• _SOURCE RECORDS_:
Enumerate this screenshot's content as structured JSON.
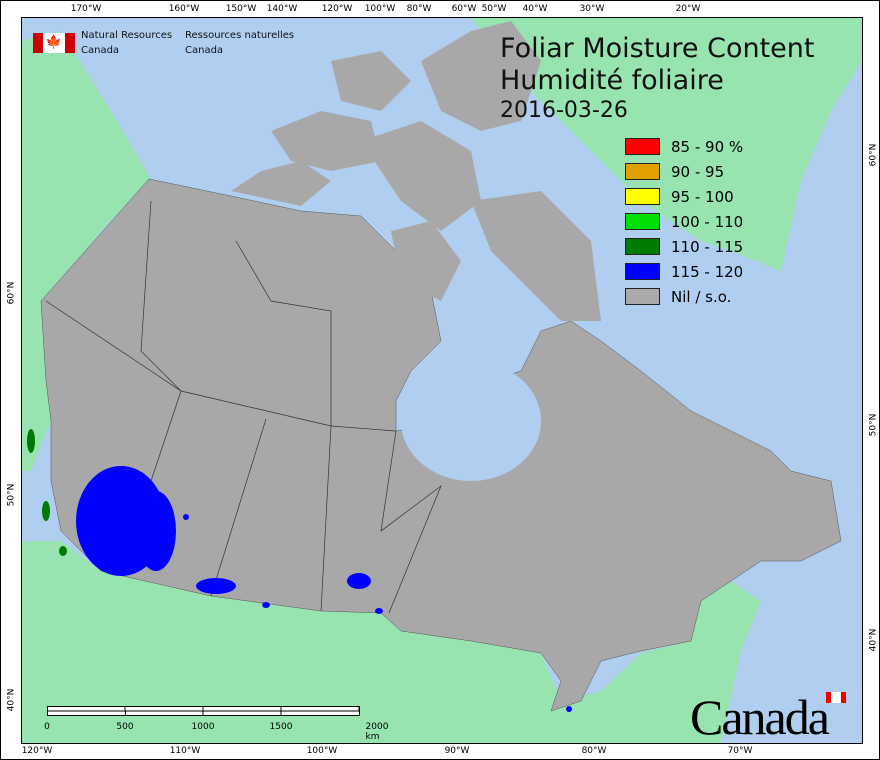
{
  "title": {
    "line1": "Foliar Moisture Content",
    "line2": "Humidité foliaire",
    "date": "2016-03-26"
  },
  "agency": {
    "en1": "Natural Resources",
    "en2": "Canada",
    "fr1": "Ressources naturelles",
    "fr2": "Canada"
  },
  "wordmark": "Canada",
  "legend": [
    {
      "label": "85 - 90 %",
      "color": "#ff0000"
    },
    {
      "label": "90 - 95",
      "color": "#e0a000"
    },
    {
      "label": "95 - 100",
      "color": "#ffff00"
    },
    {
      "label": "100 - 110",
      "color": "#00e000"
    },
    {
      "label": "110 - 115",
      "color": "#007a00"
    },
    {
      "label": "115 - 120",
      "color": "#0000ff"
    },
    {
      "label": "Nil / s.o.",
      "color": "#aaaaaa"
    }
  ],
  "top_ticks": [
    "170°W",
    "160°W",
    "150°W",
    "140°W",
    "120°W",
    "100°W",
    "80°W",
    "60°W",
    "50°W",
    "40°W",
    "30°W",
    "20°W"
  ],
  "bottom_ticks": [
    "120°W",
    "110°W",
    "100°W",
    "90°W",
    "80°W",
    "70°W"
  ],
  "left_ticks": [
    "60°N",
    "50°N",
    "40°N"
  ],
  "right_ticks": [
    "60°N",
    "50°N",
    "40°N"
  ],
  "scale": {
    "labels": [
      "0",
      "500",
      "1000",
      "1500",
      "2000 km"
    ]
  },
  "colors": {
    "ocean": "#b0cff0",
    "foreign_land": "#98e4b0",
    "canada_nil": "#a8a8a8",
    "fmc_115_120": "#0000ff"
  }
}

• _PROBLEM REQUIREMENTS_: Copy every record above exactly as written, but leave out the pictures.

• _SOLUTION_:
Enumerate this screenshot's content as structured JSON.
{
  "title": {
    "line1": "Foliar Moisture Content",
    "line2": "Humidité foliaire",
    "date": "2016-03-26"
  },
  "agency": {
    "en1": "Natural Resources",
    "en2": "Canada",
    "fr1": "Ressources naturelles",
    "fr2": "Canada"
  },
  "wordmark": "Canada",
  "legend": [
    {
      "label": "85 - 90 %",
      "color": "#ff0000"
    },
    {
      "label": "90 - 95",
      "color": "#e0a000"
    },
    {
      "label": "95 - 100",
      "color": "#ffff00"
    },
    {
      "label": "100 - 110",
      "color": "#00e000"
    },
    {
      "label": "110 - 115",
      "color": "#007a00"
    },
    {
      "label": "115 - 120",
      "color": "#0000ff"
    },
    {
      "label": "Nil / s.o.",
      "color": "#aaaaaa"
    }
  ],
  "top_ticks": [
    "170°W",
    "160°W",
    "150°W",
    "140°W",
    "120°W",
    "100°W",
    "80°W",
    "60°W",
    "50°W",
    "40°W",
    "30°W",
    "20°W"
  ],
  "bottom_ticks": [
    "120°W",
    "110°W",
    "100°W",
    "90°W",
    "80°W",
    "70°W"
  ],
  "left_ticks": [
    "60°N",
    "50°N",
    "40°N"
  ],
  "right_ticks": [
    "60°N",
    "50°N",
    "40°N"
  ],
  "scale": {
    "labels": [
      "0",
      "500",
      "1000",
      "1500",
      "2000 km"
    ]
  },
  "colors": {
    "ocean": "#b0cff0",
    "foreign_land": "#98e4b0",
    "canada_nil": "#a8a8a8",
    "fmc_115_120": "#0000ff"
  }
}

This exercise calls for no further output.